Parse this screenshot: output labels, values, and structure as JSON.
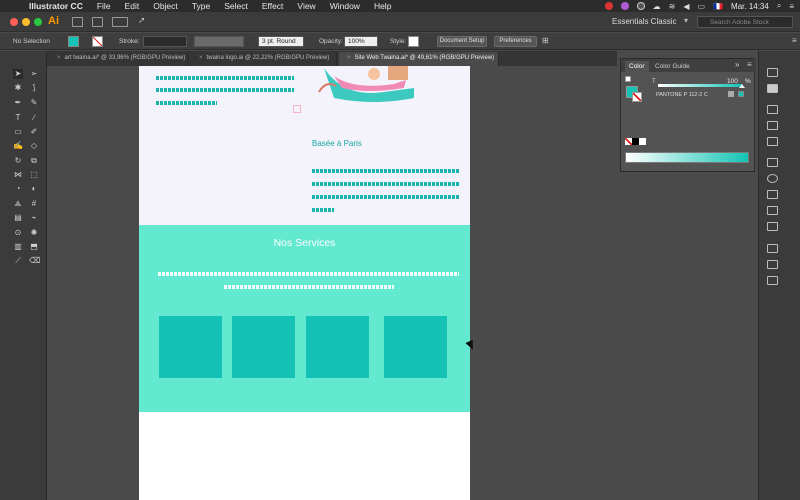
{
  "menubar": {
    "app_name": "Illustrator CC",
    "items": [
      "File",
      "Edit",
      "Object",
      "Type",
      "Select",
      "Effect",
      "View",
      "Window",
      "Help"
    ],
    "flag": "🇫🇷",
    "clock": "Mar. 14:34"
  },
  "appbar": {
    "logo": "Ai",
    "workspace": "Essentials Classic",
    "search_placeholder": "Search Adobe Stock"
  },
  "controlbar": {
    "selection_label": "No Selection",
    "stroke_label": "Stroke:",
    "stroke_profile": "3 pt. Round",
    "opacity_label": "Opacity:",
    "opacity_value": "100%",
    "style_label": "Style:",
    "document_setup": "Document Setup",
    "preferences": "Preferences"
  },
  "tabs": [
    {
      "label": "art twaina.ai* @ 33,96% (RGB/GPU Preview)",
      "active": false
    },
    {
      "label": "twaina logo.ai @ 22,22% (RGB/GPU Preview)",
      "active": false
    },
    {
      "label": "Site Web Twaina.ai* @ 49,61% (RGB/GPU Preview)",
      "active": true
    }
  ],
  "artboard": {
    "subtitle": "Basée à Paris",
    "services_title": "Nos Services"
  },
  "color_panel": {
    "tabs": [
      "Color",
      "Color Guide"
    ],
    "channel_label": "T",
    "tint_value": "100",
    "percent": "%",
    "swatch_name": "PANTONE P 112-2 C"
  },
  "colors": {
    "accent": "#14c3b5",
    "services_bg": "#62e9cf",
    "artboard_top_bg": "#f4f2fb",
    "text_teal": "#1ab4ad"
  }
}
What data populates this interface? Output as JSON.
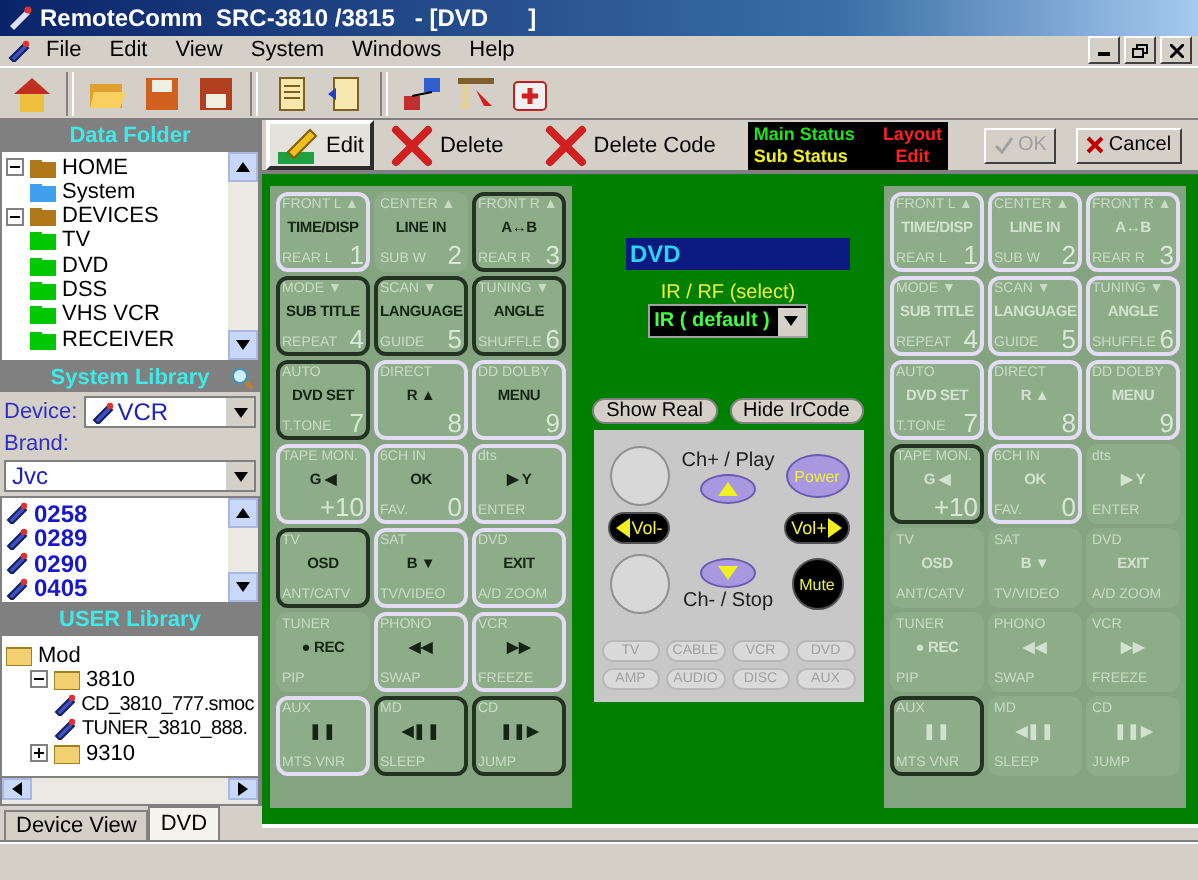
{
  "window": {
    "title": "RemoteComm  SRC-3810 /3815   - [DVD      ]"
  },
  "menu": [
    "File",
    "Edit",
    "View",
    "System",
    "Windows",
    "Help"
  ],
  "data_folder": {
    "title": "Data Folder",
    "tree": [
      {
        "label": "HOME",
        "color": "#b07818",
        "expanded": true,
        "children": [
          {
            "label": "System",
            "color": "#40a0f0"
          }
        ]
      },
      {
        "label": "DEVICES",
        "color": "#b07818",
        "expanded": true,
        "children": [
          {
            "label": "TV",
            "color": "#00c800"
          },
          {
            "label": "DVD",
            "color": "#00c800"
          },
          {
            "label": "DSS",
            "color": "#00c800"
          },
          {
            "label": "VHS VCR",
            "color": "#00c800"
          },
          {
            "label": "RECEIVER",
            "color": "#00c800"
          }
        ]
      }
    ]
  },
  "system_library": {
    "title": "System Library",
    "device_label": "Device:",
    "device": "VCR",
    "brand_label": "Brand:",
    "brand": "Jvc",
    "codes": [
      "0258",
      "0289",
      "0290",
      "0405"
    ]
  },
  "user_library": {
    "title": "USER Library",
    "tree": [
      {
        "label": "Mod",
        "kind": "folder",
        "children": [
          {
            "label": "3810",
            "kind": "folder",
            "expanded": true,
            "children": [
              {
                "label": "CD_3810_777.smoc",
                "kind": "file"
              },
              {
                "label": "TUNER_3810_888.",
                "kind": "file"
              }
            ]
          },
          {
            "label": "9310",
            "kind": "folder",
            "expanded": false
          }
        ]
      }
    ]
  },
  "edit_toolbar": {
    "buttons": [
      {
        "label": "Edit",
        "kind": "edit",
        "selected": true
      },
      {
        "label": "Delete",
        "kind": "delete",
        "selected": false
      },
      {
        "label": "Delete Code",
        "kind": "delete",
        "selected": false
      }
    ],
    "status": {
      "main": "Main Status",
      "layout": "Layout",
      "sub": "Sub Status",
      "mode": "Edit"
    },
    "ok": {
      "label": "OK",
      "disabled": true
    },
    "cancel": {
      "label": "Cancel"
    }
  },
  "remotes": [
    {
      "keys": [
        {
          "top": "FRONT L ▲",
          "mid": "TIME/DISP",
          "bottom": "REAR L",
          "num": "1",
          "outlined": true,
          "pressed": false
        },
        {
          "top": "CENTER ▲",
          "mid": "LINE IN",
          "bottom": "SUB W",
          "num": "2",
          "outlined": false,
          "pressed": false
        },
        {
          "top": "FRONT R ▲",
          "mid": "A↔B",
          "bottom": "REAR R",
          "num": "3",
          "outlined": true,
          "pressed": true
        },
        {
          "top": "MODE ▼",
          "mid": "SUB TITLE",
          "bottom": "REPEAT",
          "num": "4",
          "outlined": true,
          "pressed": true
        },
        {
          "top": "SCAN ▼",
          "mid": "LANGUAGE",
          "bottom": "GUIDE",
          "num": "5",
          "outlined": true,
          "pressed": true
        },
        {
          "top": "TUNING ▼",
          "mid": "ANGLE",
          "bottom": "SHUFFLE",
          "num": "6",
          "outlined": true,
          "pressed": true
        },
        {
          "top": "AUTO",
          "mid": "DVD SET",
          "bottom": "T.TONE",
          "num": "7",
          "outlined": true,
          "pressed": true
        },
        {
          "top": "DIRECT",
          "mid": "R ▲",
          "num": "8",
          "outlined": true,
          "pressed": false
        },
        {
          "top": "DD DOLBY",
          "mid": "MENU",
          "num": "9",
          "outlined": true,
          "pressed": false
        },
        {
          "top": "TAPE MON.",
          "mid": "G ◀",
          "num": "+10",
          "outlined": true,
          "pressed": false
        },
        {
          "top": "6CH IN",
          "mid": "OK",
          "bottom": "FAV.",
          "num": "0",
          "outlined": true,
          "pressed": false
        },
        {
          "top": "dts",
          "mid": "▶ Y",
          "bottom": "ENTER",
          "outlined": true,
          "pressed": false
        },
        {
          "top": "TV",
          "mid": "OSD",
          "bottom": "ANT/CATV",
          "outlined": true,
          "pressed": true
        },
        {
          "top": "SAT",
          "mid": "B ▼",
          "bottom": "TV/VIDEO",
          "outlined": true,
          "pressed": false
        },
        {
          "top": "DVD",
          "mid": "EXIT",
          "bottom": "A/D ZOOM",
          "outlined": true,
          "pressed": false
        },
        {
          "top": "TUNER",
          "mid": "● REC",
          "bottom": "PIP",
          "outlined": false,
          "pressed": false
        },
        {
          "top": "PHONO",
          "mid": "◀◀",
          "bottom": "SWAP",
          "outlined": true,
          "pressed": false
        },
        {
          "top": "VCR",
          "mid": "▶▶",
          "bottom": "FREEZE",
          "outlined": true,
          "pressed": false
        },
        {
          "top": "AUX",
          "mid": "❚❚",
          "bottom": "MTS VNR",
          "outlined": true,
          "pressed": false
        },
        {
          "top": "MD",
          "mid": "◀❚❚",
          "bottom": "SLEEP",
          "outlined": true,
          "pressed": true
        },
        {
          "top": "CD",
          "mid": "❚❚▶",
          "bottom": "JUMP",
          "outlined": true,
          "pressed": true
        }
      ]
    },
    {
      "keys": [
        {
          "top": "FRONT L ▲",
          "mid": "TIME/DISP",
          "bottom": "REAR L",
          "num": "1",
          "outlined": true,
          "pressed": false
        },
        {
          "top": "CENTER ▲",
          "mid": "LINE IN",
          "bottom": "SUB W",
          "num": "2",
          "outlined": true,
          "pressed": false
        },
        {
          "top": "FRONT R ▲",
          "mid": "A↔B",
          "bottom": "REAR R",
          "num": "3",
          "outlined": true,
          "pressed": false
        },
        {
          "top": "MODE ▼",
          "mid": "SUB TITLE",
          "bottom": "REPEAT",
          "num": "4",
          "outlined": true,
          "pressed": false
        },
        {
          "top": "SCAN ▼",
          "mid": "LANGUAGE",
          "bottom": "GUIDE",
          "num": "5",
          "outlined": true,
          "pressed": false
        },
        {
          "top": "TUNING ▼",
          "mid": "ANGLE",
          "bottom": "SHUFFLE",
          "num": "6",
          "outlined": true,
          "pressed": false
        },
        {
          "top": "AUTO",
          "mid": "DVD SET",
          "bottom": "T.TONE",
          "num": "7",
          "outlined": true,
          "pressed": false
        },
        {
          "top": "DIRECT",
          "mid": "R ▲",
          "num": "8",
          "outlined": true,
          "pressed": false
        },
        {
          "top": "DD DOLBY",
          "mid": "MENU",
          "num": "9",
          "outlined": true,
          "pressed": false
        },
        {
          "top": "TAPE MON.",
          "mid": "G ◀",
          "num": "+10",
          "outlined": true,
          "pressed": true
        },
        {
          "top": "6CH IN",
          "mid": "OK",
          "bottom": "FAV.",
          "num": "0",
          "outlined": true,
          "pressed": false
        },
        {
          "top": "dts",
          "mid": "▶ Y",
          "bottom": "ENTER",
          "outlined": false,
          "pressed": false
        },
        {
          "top": "TV",
          "mid": "OSD",
          "bottom": "ANT/CATV",
          "outlined": false,
          "pressed": false
        },
        {
          "top": "SAT",
          "mid": "B ▼",
          "bottom": "TV/VIDEO",
          "outlined": false,
          "pressed": false
        },
        {
          "top": "DVD",
          "mid": "EXIT",
          "bottom": "A/D ZOOM",
          "outlined": false,
          "pressed": false
        },
        {
          "top": "TUNER",
          "mid": "● REC",
          "bottom": "PIP",
          "outlined": false,
          "pressed": false
        },
        {
          "top": "PHONO",
          "mid": "◀◀",
          "bottom": "SWAP",
          "outlined": false,
          "pressed": false
        },
        {
          "top": "VCR",
          "mid": "▶▶",
          "bottom": "FREEZE",
          "outlined": false,
          "pressed": false
        },
        {
          "top": "AUX",
          "mid": "❚❚",
          "bottom": "MTS VNR",
          "outlined": true,
          "pressed": true
        },
        {
          "top": "MD",
          "mid": "◀❚❚",
          "bottom": "SLEEP",
          "outlined": false,
          "pressed": false
        },
        {
          "top": "CD",
          "mid": "❚❚▶",
          "bottom": "JUMP",
          "outlined": false,
          "pressed": false
        }
      ]
    }
  ],
  "device_panel": {
    "name": "DVD",
    "ir_label": "IR / RF (select)",
    "ir_value": "IR ( default )",
    "show_real": "Show Real",
    "hide_ircode": "Hide IrCode",
    "ch_up_label": "Ch+ / Play",
    "power": "Power",
    "vol_down": "Vol-",
    "vol_up": "Vol+",
    "ch_down_label": "Ch- / Stop",
    "mute": "Mute",
    "sources": [
      "TV",
      "CABLE",
      "VCR",
      "DVD",
      "AMP",
      "AUDIO",
      "DISC",
      "AUX"
    ]
  },
  "tabs": [
    {
      "label": "Device View",
      "selected": false
    },
    {
      "label": "DVD",
      "selected": true
    }
  ]
}
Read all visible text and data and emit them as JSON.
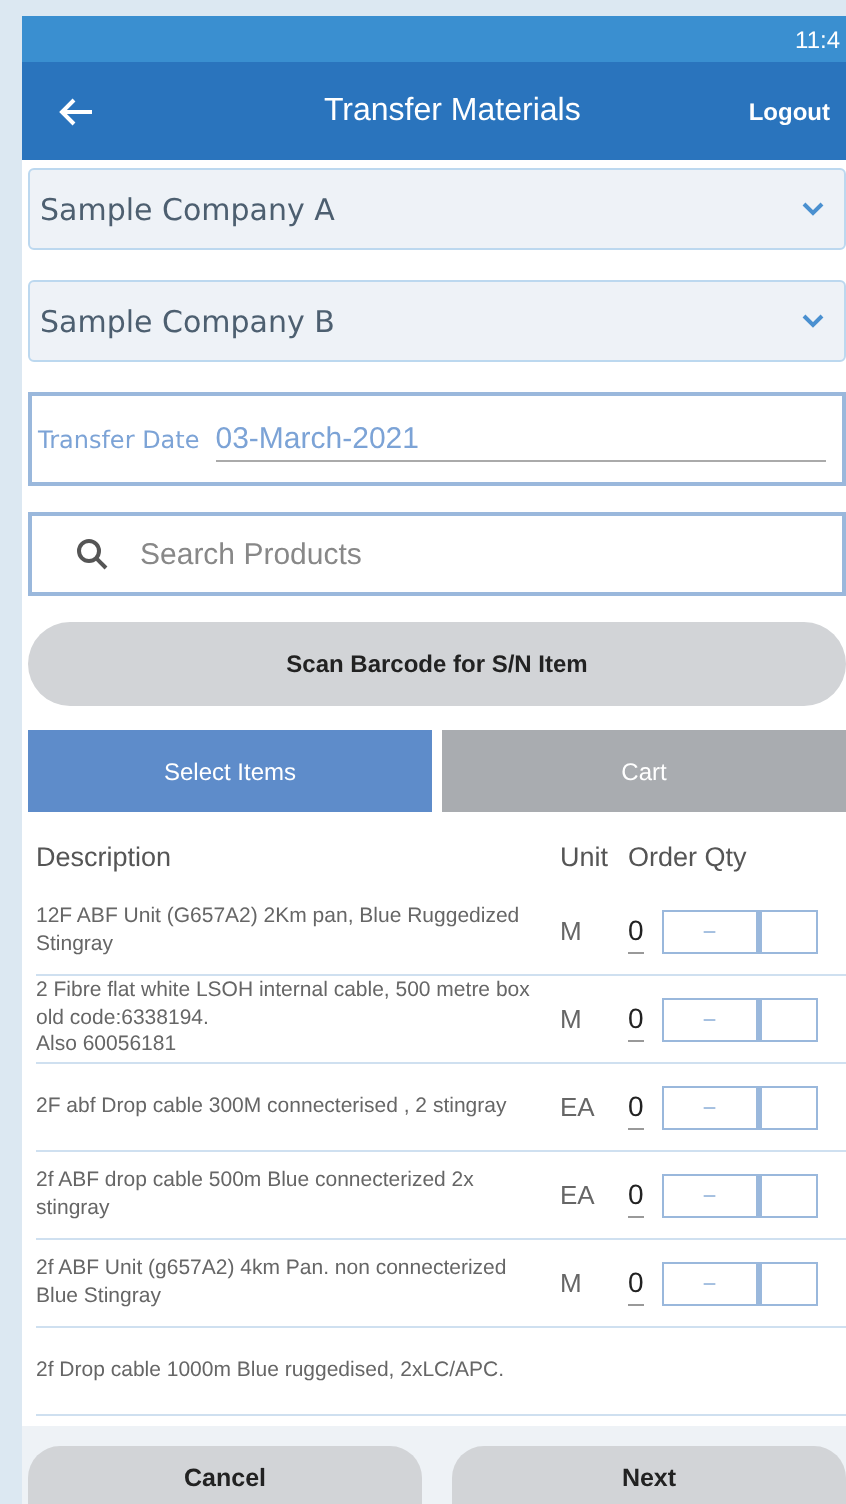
{
  "status_bar": {
    "time": "11:4"
  },
  "app_bar": {
    "title": "Transfer Materials",
    "action": "Logout"
  },
  "dropdowns": [
    {
      "value": "Sample Company A"
    },
    {
      "value": "Sample Company B"
    }
  ],
  "transfer_date": {
    "label": "Transfer Date",
    "value": "03-March-2021"
  },
  "search": {
    "placeholder": "Search Products"
  },
  "scan_button": "Scan Barcode for S/N Item",
  "tabs": [
    {
      "label": "Select Items",
      "selected": true
    },
    {
      "label": "Cart",
      "selected": false
    }
  ],
  "table": {
    "columns": [
      "Description",
      "Unit",
      "Order Qty"
    ],
    "rows": [
      {
        "description": "12F ABF Unit (G657A2) 2Km pan, Blue Ruggedized Stingray",
        "unit": "M",
        "qty": "0",
        "minus": "−"
      },
      {
        "description": "2 Fibre flat white LSOH internal cable, 500 metre box old code:6338194.\nAlso 60056181",
        "unit": "M",
        "qty": "0",
        "minus": "−"
      },
      {
        "description": "2F abf Drop cable 300M connecterised , 2 stingray",
        "unit": "EA",
        "qty": "0",
        "minus": "−"
      },
      {
        "description": "2f ABF drop cable 500m Blue connecterized 2x stingray",
        "unit": "EA",
        "qty": "0",
        "minus": "−"
      },
      {
        "description": "2f ABF Unit (g657A2) 4km Pan. non connecterized Blue Stingray",
        "unit": "M",
        "qty": "0",
        "minus": "−"
      },
      {
        "description": "2f Drop cable 1000m Blue ruggedised, 2xLC/APC."
      }
    ]
  },
  "footer_buttons": [
    "Cancel",
    "Next"
  ]
}
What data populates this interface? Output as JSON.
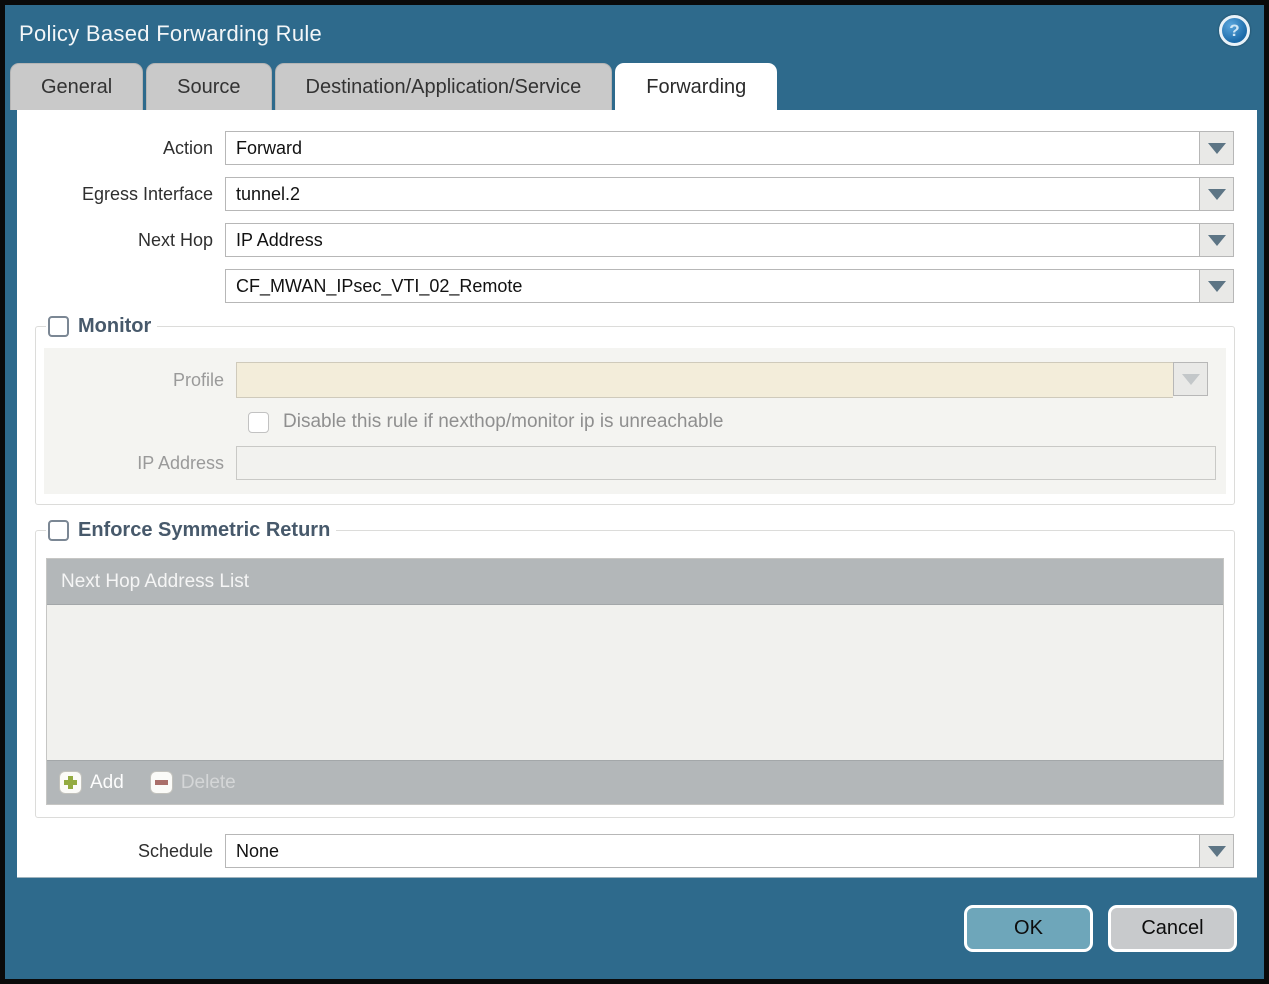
{
  "dialog": {
    "title": "Policy Based Forwarding Rule"
  },
  "tabs": [
    {
      "label": "General",
      "active": false
    },
    {
      "label": "Source",
      "active": false
    },
    {
      "label": "Destination/Application/Service",
      "active": false
    },
    {
      "label": "Forwarding",
      "active": true
    }
  ],
  "form": {
    "action": {
      "label": "Action",
      "value": "Forward"
    },
    "egress_interface": {
      "label": "Egress Interface",
      "value": "tunnel.2"
    },
    "next_hop": {
      "label": "Next Hop",
      "value": "IP Address"
    },
    "next_hop_address": {
      "value": "CF_MWAN_IPsec_VTI_02_Remote"
    },
    "schedule": {
      "label": "Schedule",
      "value": "None"
    }
  },
  "monitor": {
    "legend": "Monitor",
    "checked": false,
    "profile_label": "Profile",
    "profile_value": "",
    "disable_rule_label": "Disable this rule if nexthop/monitor ip is unreachable",
    "ip_address_label": "IP Address",
    "ip_address_value": ""
  },
  "symmetric_return": {
    "legend": "Enforce Symmetric Return",
    "checked": false,
    "table_header": "Next Hop Address List",
    "add_label": "Add",
    "delete_label": "Delete"
  },
  "footer": {
    "ok_label": "OK",
    "cancel_label": "Cancel"
  },
  "icons": {
    "help": "help-icon",
    "dropdown": "chevron-down-icon",
    "add": "plus-icon",
    "delete": "minus-icon"
  },
  "colors": {
    "titlebar_bg": "#2e6a8c",
    "tab_inactive_bg": "#c9c9c9",
    "tab_active_bg": "#ffffff",
    "ok_button_bg": "#6ea6ba",
    "cancel_button_bg": "#c8cacc",
    "table_bar_bg": "#b3b7b9",
    "disabled_profile_bg": "#f3edda",
    "add_plus_color": "#93ab41",
    "delete_minus_color": "#aa6f6a",
    "legend_text_color": "#47596b"
  }
}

^^^^^^^^^^^^^^^^

◆ **Task brief**
Reproduce every line of the listing above in which the string "Sample" appears.

◆ **Right answer**
      "value": "Sample Company A"
      "value": "Sample Company B"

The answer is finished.